§ **The request**:
Write out the material exactly, leaving every picture behind.
******
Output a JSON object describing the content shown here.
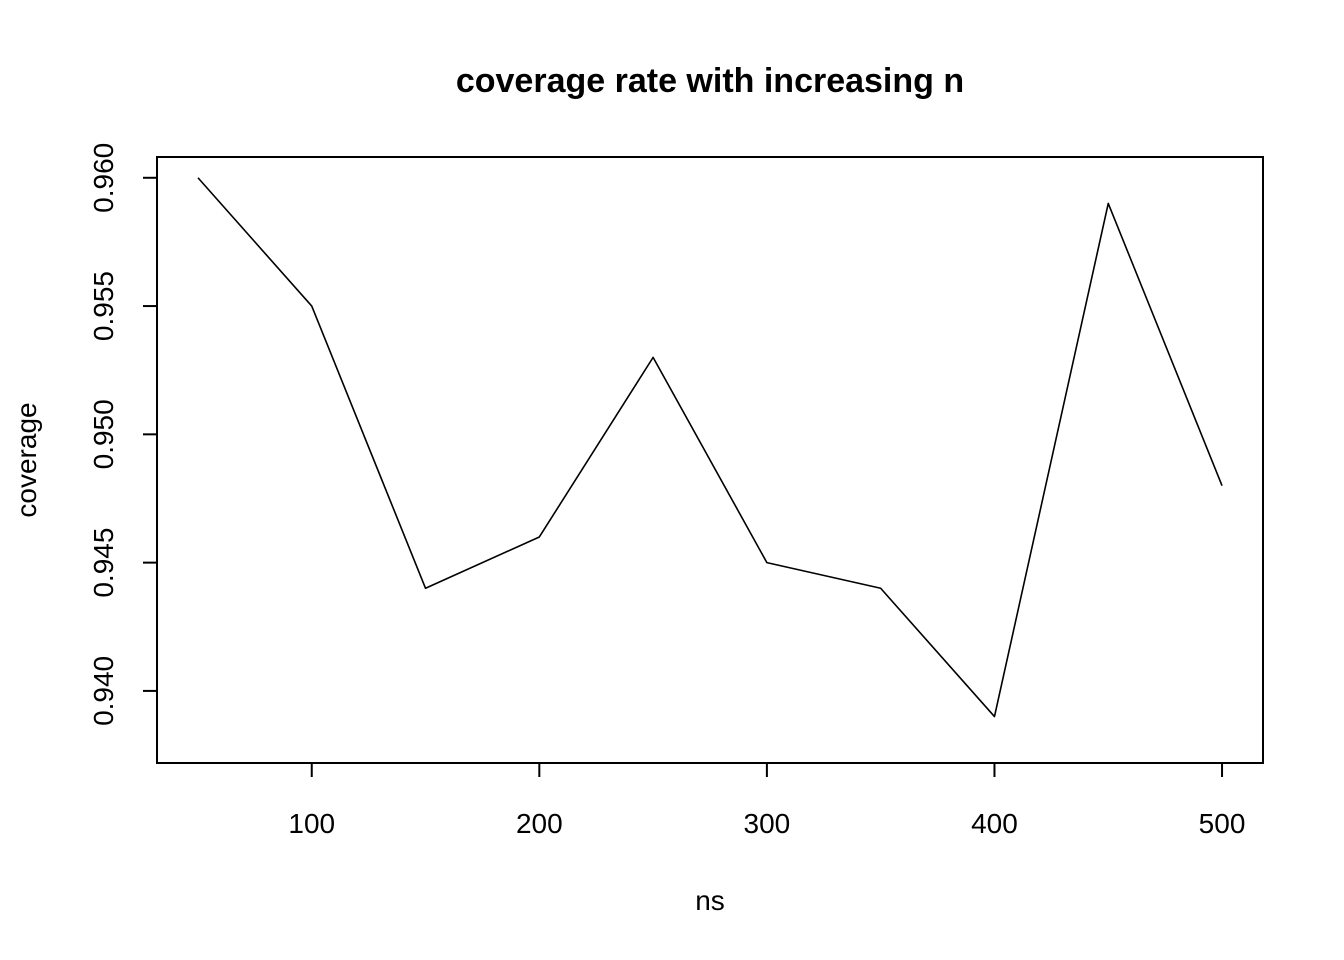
{
  "chart_data": {
    "type": "line",
    "title": "coverage rate with increasing n",
    "xlabel": "ns",
    "ylabel": "coverage",
    "x": [
      50,
      100,
      150,
      200,
      250,
      300,
      350,
      400,
      450,
      500
    ],
    "series": [
      {
        "values": [
          0.96,
          0.955,
          0.944,
          0.946,
          0.953,
          0.945,
          0.944,
          0.939,
          0.959,
          0.948
        ],
        "color": "#000000"
      }
    ],
    "xticks": [
      100,
      200,
      300,
      400,
      500
    ],
    "xtick_labels": [
      "100",
      "200",
      "300",
      "400",
      "500"
    ],
    "yticks": [
      0.94,
      0.945,
      0.95,
      0.955,
      0.96
    ],
    "ytick_labels": [
      "0.940",
      "0.945",
      "0.950",
      "0.955",
      "0.960"
    ],
    "xlim": [
      32,
      518
    ],
    "ylim": [
      0.93719,
      0.96081
    ],
    "grid": false,
    "legend": "none"
  }
}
******
§ **Problem solution**:
Output a JSON object describing the content shown here.
{
  "chart_data": {
    "type": "line",
    "title": "coverage rate with increasing n",
    "xlabel": "ns",
    "ylabel": "coverage",
    "x": [
      50,
      100,
      150,
      200,
      250,
      300,
      350,
      400,
      450,
      500
    ],
    "series": [
      {
        "values": [
          0.96,
          0.955,
          0.944,
          0.946,
          0.953,
          0.945,
          0.944,
          0.939,
          0.959,
          0.948
        ],
        "color": "#000000"
      }
    ],
    "xticks": [
      100,
      200,
      300,
      400,
      500
    ],
    "xtick_labels": [
      "100",
      "200",
      "300",
      "400",
      "500"
    ],
    "yticks": [
      0.94,
      0.945,
      0.95,
      0.955,
      0.96
    ],
    "ytick_labels": [
      "0.940",
      "0.945",
      "0.950",
      "0.955",
      "0.960"
    ],
    "xlim": [
      32,
      518
    ],
    "ylim": [
      0.93719,
      0.96081
    ],
    "grid": false,
    "legend": "none"
  }
}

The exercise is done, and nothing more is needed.